Problem requirements
Determine which lines of the records include the word "JSON", and copy them.

Given records
⟨

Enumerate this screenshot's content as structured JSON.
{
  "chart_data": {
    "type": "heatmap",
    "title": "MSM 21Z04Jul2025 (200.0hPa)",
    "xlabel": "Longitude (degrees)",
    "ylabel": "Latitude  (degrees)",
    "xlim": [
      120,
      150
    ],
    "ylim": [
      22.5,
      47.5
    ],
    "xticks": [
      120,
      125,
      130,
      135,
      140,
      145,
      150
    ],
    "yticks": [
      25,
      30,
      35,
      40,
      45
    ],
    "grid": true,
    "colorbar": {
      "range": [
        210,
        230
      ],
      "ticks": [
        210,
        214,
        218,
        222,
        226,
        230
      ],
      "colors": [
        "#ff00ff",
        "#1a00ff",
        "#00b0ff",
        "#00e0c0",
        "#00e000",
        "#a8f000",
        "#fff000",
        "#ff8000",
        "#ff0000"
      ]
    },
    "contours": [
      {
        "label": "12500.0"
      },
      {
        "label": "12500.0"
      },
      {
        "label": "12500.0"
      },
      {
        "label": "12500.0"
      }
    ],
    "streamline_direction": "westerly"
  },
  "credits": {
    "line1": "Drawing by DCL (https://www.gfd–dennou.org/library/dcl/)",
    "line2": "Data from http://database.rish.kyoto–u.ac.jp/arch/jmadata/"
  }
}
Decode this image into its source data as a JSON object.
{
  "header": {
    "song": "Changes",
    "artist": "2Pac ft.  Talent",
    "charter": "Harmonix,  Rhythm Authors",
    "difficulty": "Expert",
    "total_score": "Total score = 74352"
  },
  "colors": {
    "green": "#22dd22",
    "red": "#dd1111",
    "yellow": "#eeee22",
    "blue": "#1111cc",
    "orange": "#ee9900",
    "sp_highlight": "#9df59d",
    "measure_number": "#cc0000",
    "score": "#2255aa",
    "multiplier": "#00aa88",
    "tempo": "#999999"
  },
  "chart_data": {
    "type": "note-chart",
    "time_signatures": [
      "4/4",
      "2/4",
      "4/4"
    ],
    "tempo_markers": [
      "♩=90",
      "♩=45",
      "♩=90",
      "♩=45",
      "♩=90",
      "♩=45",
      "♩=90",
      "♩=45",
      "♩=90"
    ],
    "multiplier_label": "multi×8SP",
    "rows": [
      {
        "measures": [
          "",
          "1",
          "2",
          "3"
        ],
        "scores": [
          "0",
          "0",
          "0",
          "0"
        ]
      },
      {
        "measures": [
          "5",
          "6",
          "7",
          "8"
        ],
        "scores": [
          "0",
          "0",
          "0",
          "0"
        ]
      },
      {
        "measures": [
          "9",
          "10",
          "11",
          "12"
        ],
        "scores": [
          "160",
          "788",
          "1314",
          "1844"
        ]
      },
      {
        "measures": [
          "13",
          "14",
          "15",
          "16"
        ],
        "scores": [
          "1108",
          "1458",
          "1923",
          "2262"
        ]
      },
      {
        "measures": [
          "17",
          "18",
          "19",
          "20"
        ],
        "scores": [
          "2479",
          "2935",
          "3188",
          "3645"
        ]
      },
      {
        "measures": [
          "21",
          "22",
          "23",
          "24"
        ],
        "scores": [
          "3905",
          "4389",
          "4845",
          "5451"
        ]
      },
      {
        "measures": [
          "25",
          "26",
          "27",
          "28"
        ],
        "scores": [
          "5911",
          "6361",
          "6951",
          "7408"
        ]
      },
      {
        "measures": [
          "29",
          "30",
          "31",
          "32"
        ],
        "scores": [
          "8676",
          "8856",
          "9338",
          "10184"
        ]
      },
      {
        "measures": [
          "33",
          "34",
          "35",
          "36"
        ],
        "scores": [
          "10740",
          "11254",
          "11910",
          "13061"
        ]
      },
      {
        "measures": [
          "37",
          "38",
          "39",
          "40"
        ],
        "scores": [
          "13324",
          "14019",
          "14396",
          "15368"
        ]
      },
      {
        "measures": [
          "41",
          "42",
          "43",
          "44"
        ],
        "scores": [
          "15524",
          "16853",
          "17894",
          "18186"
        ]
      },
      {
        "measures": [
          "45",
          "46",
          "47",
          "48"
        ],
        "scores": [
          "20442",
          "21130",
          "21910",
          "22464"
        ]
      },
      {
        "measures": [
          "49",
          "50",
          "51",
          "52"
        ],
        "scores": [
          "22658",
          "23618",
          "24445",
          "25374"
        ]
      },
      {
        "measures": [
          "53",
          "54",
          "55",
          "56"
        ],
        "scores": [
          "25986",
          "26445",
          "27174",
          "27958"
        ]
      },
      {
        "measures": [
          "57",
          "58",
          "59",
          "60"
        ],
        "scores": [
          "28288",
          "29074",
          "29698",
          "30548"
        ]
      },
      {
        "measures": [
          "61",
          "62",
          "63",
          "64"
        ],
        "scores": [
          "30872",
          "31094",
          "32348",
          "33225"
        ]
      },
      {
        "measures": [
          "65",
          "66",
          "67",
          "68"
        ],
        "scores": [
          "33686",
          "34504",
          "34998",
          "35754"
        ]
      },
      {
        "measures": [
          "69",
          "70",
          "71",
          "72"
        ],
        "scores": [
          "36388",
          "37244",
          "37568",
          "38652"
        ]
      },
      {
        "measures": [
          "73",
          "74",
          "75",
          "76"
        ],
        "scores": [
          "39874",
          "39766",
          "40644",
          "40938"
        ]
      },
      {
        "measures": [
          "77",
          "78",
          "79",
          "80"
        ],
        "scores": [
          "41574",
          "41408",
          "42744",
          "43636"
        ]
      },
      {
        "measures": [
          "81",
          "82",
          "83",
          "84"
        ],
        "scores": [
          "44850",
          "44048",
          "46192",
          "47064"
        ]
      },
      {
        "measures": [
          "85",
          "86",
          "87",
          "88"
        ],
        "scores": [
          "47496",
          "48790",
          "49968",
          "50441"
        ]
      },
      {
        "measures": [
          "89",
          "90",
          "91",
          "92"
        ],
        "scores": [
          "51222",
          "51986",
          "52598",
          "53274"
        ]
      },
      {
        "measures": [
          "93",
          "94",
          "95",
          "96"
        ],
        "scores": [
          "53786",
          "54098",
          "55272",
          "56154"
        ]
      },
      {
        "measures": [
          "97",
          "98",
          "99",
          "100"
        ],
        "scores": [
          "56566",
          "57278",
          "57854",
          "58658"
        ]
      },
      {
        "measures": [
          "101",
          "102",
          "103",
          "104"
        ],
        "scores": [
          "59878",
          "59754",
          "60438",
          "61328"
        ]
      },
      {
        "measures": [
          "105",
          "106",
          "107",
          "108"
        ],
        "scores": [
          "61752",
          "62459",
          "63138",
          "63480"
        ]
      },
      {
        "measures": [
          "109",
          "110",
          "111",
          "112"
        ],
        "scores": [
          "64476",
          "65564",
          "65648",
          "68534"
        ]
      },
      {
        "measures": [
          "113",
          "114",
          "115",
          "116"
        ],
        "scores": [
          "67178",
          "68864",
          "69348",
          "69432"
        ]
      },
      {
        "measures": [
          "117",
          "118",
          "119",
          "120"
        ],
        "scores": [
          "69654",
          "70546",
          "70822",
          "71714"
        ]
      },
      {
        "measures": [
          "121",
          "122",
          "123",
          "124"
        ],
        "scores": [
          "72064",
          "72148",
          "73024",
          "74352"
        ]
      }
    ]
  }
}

⟩

Result of the exercise
Enumerate this screenshot's content as structured JSON.
Decode this image into its source data as a JSON object.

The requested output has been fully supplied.